» **Problem statement**:
Copy all of the material below exactly.

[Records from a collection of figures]

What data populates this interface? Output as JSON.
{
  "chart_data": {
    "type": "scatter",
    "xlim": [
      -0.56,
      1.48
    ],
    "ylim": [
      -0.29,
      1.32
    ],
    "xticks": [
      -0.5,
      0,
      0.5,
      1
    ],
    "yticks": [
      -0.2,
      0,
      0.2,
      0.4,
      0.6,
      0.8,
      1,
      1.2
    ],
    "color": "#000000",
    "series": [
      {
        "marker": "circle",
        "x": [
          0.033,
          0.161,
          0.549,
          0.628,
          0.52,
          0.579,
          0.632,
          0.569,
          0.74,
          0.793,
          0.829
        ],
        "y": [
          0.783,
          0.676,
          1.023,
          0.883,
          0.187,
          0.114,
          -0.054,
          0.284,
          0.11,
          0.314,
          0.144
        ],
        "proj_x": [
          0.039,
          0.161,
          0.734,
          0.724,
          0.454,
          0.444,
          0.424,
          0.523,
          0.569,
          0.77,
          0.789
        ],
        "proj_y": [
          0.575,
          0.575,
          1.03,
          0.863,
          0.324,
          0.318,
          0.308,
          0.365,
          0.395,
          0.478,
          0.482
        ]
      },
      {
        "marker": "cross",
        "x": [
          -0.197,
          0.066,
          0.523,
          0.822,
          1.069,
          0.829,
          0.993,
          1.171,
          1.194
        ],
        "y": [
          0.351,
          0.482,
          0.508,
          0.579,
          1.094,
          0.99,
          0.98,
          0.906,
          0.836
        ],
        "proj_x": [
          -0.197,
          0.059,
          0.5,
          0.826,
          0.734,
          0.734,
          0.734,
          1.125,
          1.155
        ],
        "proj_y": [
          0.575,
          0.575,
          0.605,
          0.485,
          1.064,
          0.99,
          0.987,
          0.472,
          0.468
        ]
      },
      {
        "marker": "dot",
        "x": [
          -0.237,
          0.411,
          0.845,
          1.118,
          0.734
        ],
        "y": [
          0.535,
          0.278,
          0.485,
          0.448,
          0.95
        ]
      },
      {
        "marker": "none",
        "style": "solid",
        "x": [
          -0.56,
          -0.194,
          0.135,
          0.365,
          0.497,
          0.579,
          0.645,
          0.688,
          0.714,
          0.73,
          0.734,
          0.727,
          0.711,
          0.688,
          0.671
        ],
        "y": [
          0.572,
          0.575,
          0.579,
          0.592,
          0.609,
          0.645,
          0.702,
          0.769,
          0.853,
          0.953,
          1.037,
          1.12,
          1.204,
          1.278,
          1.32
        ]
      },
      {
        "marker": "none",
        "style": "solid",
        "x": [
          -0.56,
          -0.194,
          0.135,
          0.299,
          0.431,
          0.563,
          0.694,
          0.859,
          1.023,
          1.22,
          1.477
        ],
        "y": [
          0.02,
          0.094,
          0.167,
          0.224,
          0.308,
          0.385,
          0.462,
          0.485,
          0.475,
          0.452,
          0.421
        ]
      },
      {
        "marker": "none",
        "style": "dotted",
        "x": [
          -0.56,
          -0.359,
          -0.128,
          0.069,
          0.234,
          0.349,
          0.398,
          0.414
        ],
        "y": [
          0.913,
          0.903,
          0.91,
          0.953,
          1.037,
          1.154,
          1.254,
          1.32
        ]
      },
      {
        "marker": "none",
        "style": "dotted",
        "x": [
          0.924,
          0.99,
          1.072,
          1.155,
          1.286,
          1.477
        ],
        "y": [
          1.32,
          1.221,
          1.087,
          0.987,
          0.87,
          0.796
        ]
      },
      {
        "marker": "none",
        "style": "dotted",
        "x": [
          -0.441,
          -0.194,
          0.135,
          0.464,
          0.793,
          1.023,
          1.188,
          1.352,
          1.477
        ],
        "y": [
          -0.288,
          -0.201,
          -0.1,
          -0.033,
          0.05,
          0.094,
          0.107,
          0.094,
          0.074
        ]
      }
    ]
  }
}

» **Answer for this exercise**:
What data populates this interface? Output as JSON.
{
  "chart_data": {
    "type": "scatter",
    "xlim": [
      -0.56,
      1.48
    ],
    "ylim": [
      -0.29,
      1.32
    ],
    "xticks": [
      -0.5,
      0,
      0.5,
      1
    ],
    "yticks": [
      -0.2,
      0,
      0.2,
      0.4,
      0.6,
      0.8,
      1,
      1.2
    ],
    "color": "#000000",
    "series": [
      {
        "marker": "circle",
        "x": [
          0.033,
          0.161,
          0.549,
          0.628,
          0.52,
          0.579,
          0.632,
          0.569,
          0.74,
          0.793,
          0.829
        ],
        "y": [
          0.783,
          0.676,
          1.023,
          0.883,
          0.187,
          0.114,
          -0.054,
          0.284,
          0.11,
          0.314,
          0.144
        ],
        "proj_x": [
          0.039,
          0.161,
          0.734,
          0.724,
          0.454,
          0.444,
          0.424,
          0.523,
          0.569,
          0.77,
          0.789
        ],
        "proj_y": [
          0.575,
          0.575,
          1.03,
          0.863,
          0.324,
          0.318,
          0.308,
          0.365,
          0.395,
          0.478,
          0.482
        ]
      },
      {
        "marker": "cross",
        "x": [
          -0.197,
          0.066,
          0.523,
          0.822,
          1.069,
          0.829,
          0.993,
          1.171,
          1.194
        ],
        "y": [
          0.351,
          0.482,
          0.508,
          0.579,
          1.094,
          0.99,
          0.98,
          0.906,
          0.836
        ],
        "proj_x": [
          -0.197,
          0.059,
          0.5,
          0.826,
          0.734,
          0.734,
          0.734,
          1.125,
          1.155
        ],
        "proj_y": [
          0.575,
          0.575,
          0.605,
          0.485,
          1.064,
          0.99,
          0.987,
          0.472,
          0.468
        ]
      },
      {
        "marker": "dot",
        "x": [
          -0.237,
          0.411,
          0.845,
          1.118,
          0.734
        ],
        "y": [
          0.535,
          0.278,
          0.485,
          0.448,
          0.95
        ]
      },
      {
        "marker": "none",
        "style": "solid",
        "x": [
          -0.56,
          -0.194,
          0.135,
          0.365,
          0.497,
          0.579,
          0.645,
          0.688,
          0.714,
          0.73,
          0.734,
          0.727,
          0.711,
          0.688,
          0.671
        ],
        "y": [
          0.572,
          0.575,
          0.579,
          0.592,
          0.609,
          0.645,
          0.702,
          0.769,
          0.853,
          0.953,
          1.037,
          1.12,
          1.204,
          1.278,
          1.32
        ]
      },
      {
        "marker": "none",
        "style": "solid",
        "x": [
          -0.56,
          -0.194,
          0.135,
          0.299,
          0.431,
          0.563,
          0.694,
          0.859,
          1.023,
          1.22,
          1.477
        ],
        "y": [
          0.02,
          0.094,
          0.167,
          0.224,
          0.308,
          0.385,
          0.462,
          0.485,
          0.475,
          0.452,
          0.421
        ]
      },
      {
        "marker": "none",
        "style": "dotted",
        "x": [
          -0.56,
          -0.359,
          -0.128,
          0.069,
          0.234,
          0.349,
          0.398,
          0.414
        ],
        "y": [
          0.913,
          0.903,
          0.91,
          0.953,
          1.037,
          1.154,
          1.254,
          1.32
        ]
      },
      {
        "marker": "none",
        "style": "dotted",
        "x": [
          0.924,
          0.99,
          1.072,
          1.155,
          1.286,
          1.477
        ],
        "y": [
          1.32,
          1.221,
          1.087,
          0.987,
          0.87,
          0.796
        ]
      },
      {
        "marker": "none",
        "style": "dotted",
        "x": [
          -0.441,
          -0.194,
          0.135,
          0.464,
          0.793,
          1.023,
          1.188,
          1.352,
          1.477
        ],
        "y": [
          -0.288,
          -0.201,
          -0.1,
          -0.033,
          0.05,
          0.094,
          0.107,
          0.094,
          0.074
        ]
      }
    ]
  }
}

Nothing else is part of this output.